■ AIM ■
Exact reproduction of the data is required, with images excluded.
── PROVIDED DATA ──
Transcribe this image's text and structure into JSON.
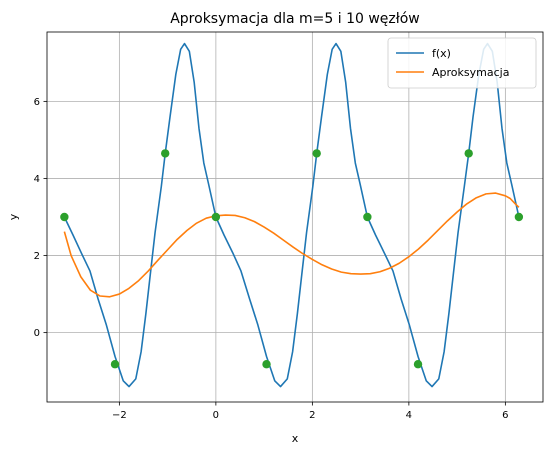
{
  "chart_data": {
    "type": "line",
    "title": "Aproksymacja dla m=5 i 10 węzłów",
    "xlabel": "x",
    "ylabel": "y",
    "xlim": [
      -3.5,
      6.78
    ],
    "ylim": [
      -1.8,
      7.8
    ],
    "xticks": [
      -2,
      0,
      2,
      4,
      6
    ],
    "yticks": [
      0,
      2,
      4,
      6
    ],
    "grid": true,
    "legend": {
      "position": "top-right"
    },
    "series": [
      {
        "name": "f(x)",
        "color": "#1f77b4",
        "points": [
          [
            -3.14,
            3.0
          ],
          [
            -2.96,
            2.53
          ],
          [
            -2.79,
            2.07
          ],
          [
            -2.61,
            1.6
          ],
          [
            -2.44,
            0.87
          ],
          [
            -2.27,
            0.2
          ],
          [
            -2.09,
            -0.62
          ],
          [
            -1.92,
            -1.25
          ],
          [
            -1.8,
            -1.4
          ],
          [
            -1.66,
            -1.2
          ],
          [
            -1.55,
            -0.5
          ],
          [
            -1.45,
            0.5
          ],
          [
            -1.36,
            1.5
          ],
          [
            -1.26,
            2.6
          ],
          [
            -1.13,
            3.8
          ],
          [
            -1.05,
            4.65
          ],
          [
            -0.95,
            5.6
          ],
          [
            -0.83,
            6.7
          ],
          [
            -0.73,
            7.35
          ],
          [
            -0.65,
            7.5
          ],
          [
            -0.55,
            7.3
          ],
          [
            -0.45,
            6.5
          ],
          [
            -0.35,
            5.3
          ],
          [
            -0.25,
            4.4
          ],
          [
            -0.15,
            3.85
          ],
          [
            0.0,
            3.0
          ],
          [
            0.17,
            2.53
          ],
          [
            0.35,
            2.07
          ],
          [
            0.52,
            1.6
          ],
          [
            0.7,
            0.87
          ],
          [
            0.87,
            0.2
          ],
          [
            1.05,
            -0.62
          ],
          [
            1.22,
            -1.25
          ],
          [
            1.34,
            -1.4
          ],
          [
            1.48,
            -1.2
          ],
          [
            1.59,
            -0.5
          ],
          [
            1.69,
            0.5
          ],
          [
            1.78,
            1.5
          ],
          [
            1.88,
            2.6
          ],
          [
            2.01,
            3.8
          ],
          [
            2.09,
            4.65
          ],
          [
            2.19,
            5.6
          ],
          [
            2.31,
            6.7
          ],
          [
            2.41,
            7.35
          ],
          [
            2.49,
            7.5
          ],
          [
            2.59,
            7.3
          ],
          [
            2.69,
            6.5
          ],
          [
            2.79,
            5.3
          ],
          [
            2.89,
            4.4
          ],
          [
            2.99,
            3.85
          ],
          [
            3.14,
            3.0
          ],
          [
            3.31,
            2.53
          ],
          [
            3.49,
            2.07
          ],
          [
            3.67,
            1.6
          ],
          [
            3.84,
            0.87
          ],
          [
            4.01,
            0.2
          ],
          [
            4.19,
            -0.62
          ],
          [
            4.36,
            -1.25
          ],
          [
            4.48,
            -1.4
          ],
          [
            4.62,
            -1.2
          ],
          [
            4.73,
            -0.5
          ],
          [
            4.83,
            0.5
          ],
          [
            4.92,
            1.5
          ],
          [
            5.02,
            2.6
          ],
          [
            5.15,
            3.8
          ],
          [
            5.24,
            4.65
          ],
          [
            5.33,
            5.6
          ],
          [
            5.45,
            6.7
          ],
          [
            5.55,
            7.35
          ],
          [
            5.63,
            7.5
          ],
          [
            5.73,
            7.3
          ],
          [
            5.83,
            6.5
          ],
          [
            5.93,
            5.3
          ],
          [
            6.03,
            4.4
          ],
          [
            6.13,
            3.85
          ],
          [
            6.28,
            3.0
          ]
        ]
      },
      {
        "name": "Aproksymacja",
        "color": "#ff7f0e",
        "points": [
          [
            -3.14,
            2.62
          ],
          [
            -3.0,
            2.0
          ],
          [
            -2.8,
            1.45
          ],
          [
            -2.6,
            1.1
          ],
          [
            -2.4,
            0.95
          ],
          [
            -2.2,
            0.93
          ],
          [
            -2.0,
            1.0
          ],
          [
            -1.8,
            1.15
          ],
          [
            -1.6,
            1.35
          ],
          [
            -1.4,
            1.6
          ],
          [
            -1.2,
            1.88
          ],
          [
            -1.0,
            2.15
          ],
          [
            -0.8,
            2.42
          ],
          [
            -0.6,
            2.65
          ],
          [
            -0.4,
            2.84
          ],
          [
            -0.2,
            2.97
          ],
          [
            0.0,
            3.03
          ],
          [
            0.2,
            3.05
          ],
          [
            0.4,
            3.04
          ],
          [
            0.6,
            2.98
          ],
          [
            0.8,
            2.88
          ],
          [
            1.0,
            2.74
          ],
          [
            1.2,
            2.58
          ],
          [
            1.4,
            2.4
          ],
          [
            1.6,
            2.22
          ],
          [
            1.8,
            2.05
          ],
          [
            2.0,
            1.9
          ],
          [
            2.2,
            1.76
          ],
          [
            2.4,
            1.65
          ],
          [
            2.6,
            1.57
          ],
          [
            2.8,
            1.53
          ],
          [
            3.0,
            1.52
          ],
          [
            3.2,
            1.53
          ],
          [
            3.4,
            1.58
          ],
          [
            3.6,
            1.67
          ],
          [
            3.8,
            1.8
          ],
          [
            4.0,
            1.97
          ],
          [
            4.2,
            2.17
          ],
          [
            4.4,
            2.4
          ],
          [
            4.6,
            2.65
          ],
          [
            4.8,
            2.9
          ],
          [
            5.0,
            3.13
          ],
          [
            5.2,
            3.34
          ],
          [
            5.4,
            3.5
          ],
          [
            5.6,
            3.6
          ],
          [
            5.8,
            3.62
          ],
          [
            6.0,
            3.55
          ],
          [
            6.1,
            3.48
          ],
          [
            6.2,
            3.35
          ],
          [
            6.28,
            3.25
          ]
        ]
      },
      {
        "name": "",
        "color": "#2ca02c",
        "marker": "o",
        "points": [
          [
            -3.14,
            3.0
          ],
          [
            -2.09,
            -0.82
          ],
          [
            -1.05,
            4.65
          ],
          [
            0.0,
            3.0
          ],
          [
            1.05,
            -0.82
          ],
          [
            2.09,
            4.65
          ],
          [
            3.14,
            3.0
          ],
          [
            4.19,
            -0.82
          ],
          [
            5.24,
            4.65
          ],
          [
            6.28,
            3.0
          ]
        ]
      }
    ]
  }
}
───
■ EXERCISE RESPONSE ■
Transcribe this image's text and structure into JSON.
{
  "chart_data": {
    "type": "line",
    "title": "Aproksymacja dla m=5 i 10 węzłów",
    "xlabel": "x",
    "ylabel": "y",
    "xlim": [
      -3.5,
      6.78
    ],
    "ylim": [
      -1.8,
      7.8
    ],
    "xticks": [
      -2,
      0,
      2,
      4,
      6
    ],
    "yticks": [
      0,
      2,
      4,
      6
    ],
    "grid": true,
    "legend": {
      "position": "top-right"
    },
    "series": [
      {
        "name": "f(x)",
        "color": "#1f77b4",
        "points": [
          [
            -3.14,
            3.0
          ],
          [
            -2.96,
            2.53
          ],
          [
            -2.79,
            2.07
          ],
          [
            -2.61,
            1.6
          ],
          [
            -2.44,
            0.87
          ],
          [
            -2.27,
            0.2
          ],
          [
            -2.09,
            -0.62
          ],
          [
            -1.92,
            -1.25
          ],
          [
            -1.8,
            -1.4
          ],
          [
            -1.66,
            -1.2
          ],
          [
            -1.55,
            -0.5
          ],
          [
            -1.45,
            0.5
          ],
          [
            -1.36,
            1.5
          ],
          [
            -1.26,
            2.6
          ],
          [
            -1.13,
            3.8
          ],
          [
            -1.05,
            4.65
          ],
          [
            -0.95,
            5.6
          ],
          [
            -0.83,
            6.7
          ],
          [
            -0.73,
            7.35
          ],
          [
            -0.65,
            7.5
          ],
          [
            -0.55,
            7.3
          ],
          [
            -0.45,
            6.5
          ],
          [
            -0.35,
            5.3
          ],
          [
            -0.25,
            4.4
          ],
          [
            -0.15,
            3.85
          ],
          [
            0.0,
            3.0
          ],
          [
            0.17,
            2.53
          ],
          [
            0.35,
            2.07
          ],
          [
            0.52,
            1.6
          ],
          [
            0.7,
            0.87
          ],
          [
            0.87,
            0.2
          ],
          [
            1.05,
            -0.62
          ],
          [
            1.22,
            -1.25
          ],
          [
            1.34,
            -1.4
          ],
          [
            1.48,
            -1.2
          ],
          [
            1.59,
            -0.5
          ],
          [
            1.69,
            0.5
          ],
          [
            1.78,
            1.5
          ],
          [
            1.88,
            2.6
          ],
          [
            2.01,
            3.8
          ],
          [
            2.09,
            4.65
          ],
          [
            2.19,
            5.6
          ],
          [
            2.31,
            6.7
          ],
          [
            2.41,
            7.35
          ],
          [
            2.49,
            7.5
          ],
          [
            2.59,
            7.3
          ],
          [
            2.69,
            6.5
          ],
          [
            2.79,
            5.3
          ],
          [
            2.89,
            4.4
          ],
          [
            2.99,
            3.85
          ],
          [
            3.14,
            3.0
          ],
          [
            3.31,
            2.53
          ],
          [
            3.49,
            2.07
          ],
          [
            3.67,
            1.6
          ],
          [
            3.84,
            0.87
          ],
          [
            4.01,
            0.2
          ],
          [
            4.19,
            -0.62
          ],
          [
            4.36,
            -1.25
          ],
          [
            4.48,
            -1.4
          ],
          [
            4.62,
            -1.2
          ],
          [
            4.73,
            -0.5
          ],
          [
            4.83,
            0.5
          ],
          [
            4.92,
            1.5
          ],
          [
            5.02,
            2.6
          ],
          [
            5.15,
            3.8
          ],
          [
            5.24,
            4.65
          ],
          [
            5.33,
            5.6
          ],
          [
            5.45,
            6.7
          ],
          [
            5.55,
            7.35
          ],
          [
            5.63,
            7.5
          ],
          [
            5.73,
            7.3
          ],
          [
            5.83,
            6.5
          ],
          [
            5.93,
            5.3
          ],
          [
            6.03,
            4.4
          ],
          [
            6.13,
            3.85
          ],
          [
            6.28,
            3.0
          ]
        ]
      },
      {
        "name": "Aproksymacja",
        "color": "#ff7f0e",
        "points": [
          [
            -3.14,
            2.62
          ],
          [
            -3.0,
            2.0
          ],
          [
            -2.8,
            1.45
          ],
          [
            -2.6,
            1.1
          ],
          [
            -2.4,
            0.95
          ],
          [
            -2.2,
            0.93
          ],
          [
            -2.0,
            1.0
          ],
          [
            -1.8,
            1.15
          ],
          [
            -1.6,
            1.35
          ],
          [
            -1.4,
            1.6
          ],
          [
            -1.2,
            1.88
          ],
          [
            -1.0,
            2.15
          ],
          [
            -0.8,
            2.42
          ],
          [
            -0.6,
            2.65
          ],
          [
            -0.4,
            2.84
          ],
          [
            -0.2,
            2.97
          ],
          [
            0.0,
            3.03
          ],
          [
            0.2,
            3.05
          ],
          [
            0.4,
            3.04
          ],
          [
            0.6,
            2.98
          ],
          [
            0.8,
            2.88
          ],
          [
            1.0,
            2.74
          ],
          [
            1.2,
            2.58
          ],
          [
            1.4,
            2.4
          ],
          [
            1.6,
            2.22
          ],
          [
            1.8,
            2.05
          ],
          [
            2.0,
            1.9
          ],
          [
            2.2,
            1.76
          ],
          [
            2.4,
            1.65
          ],
          [
            2.6,
            1.57
          ],
          [
            2.8,
            1.53
          ],
          [
            3.0,
            1.52
          ],
          [
            3.2,
            1.53
          ],
          [
            3.4,
            1.58
          ],
          [
            3.6,
            1.67
          ],
          [
            3.8,
            1.8
          ],
          [
            4.0,
            1.97
          ],
          [
            4.2,
            2.17
          ],
          [
            4.4,
            2.4
          ],
          [
            4.6,
            2.65
          ],
          [
            4.8,
            2.9
          ],
          [
            5.0,
            3.13
          ],
          [
            5.2,
            3.34
          ],
          [
            5.4,
            3.5
          ],
          [
            5.6,
            3.6
          ],
          [
            5.8,
            3.62
          ],
          [
            6.0,
            3.55
          ],
          [
            6.1,
            3.48
          ],
          [
            6.2,
            3.35
          ],
          [
            6.28,
            3.25
          ]
        ]
      },
      {
        "name": "",
        "color": "#2ca02c",
        "marker": "o",
        "points": [
          [
            -3.14,
            3.0
          ],
          [
            -2.09,
            -0.82
          ],
          [
            -1.05,
            4.65
          ],
          [
            0.0,
            3.0
          ],
          [
            1.05,
            -0.82
          ],
          [
            2.09,
            4.65
          ],
          [
            3.14,
            3.0
          ],
          [
            4.19,
            -0.82
          ],
          [
            5.24,
            4.65
          ],
          [
            6.28,
            3.0
          ]
        ]
      }
    ]
  }
}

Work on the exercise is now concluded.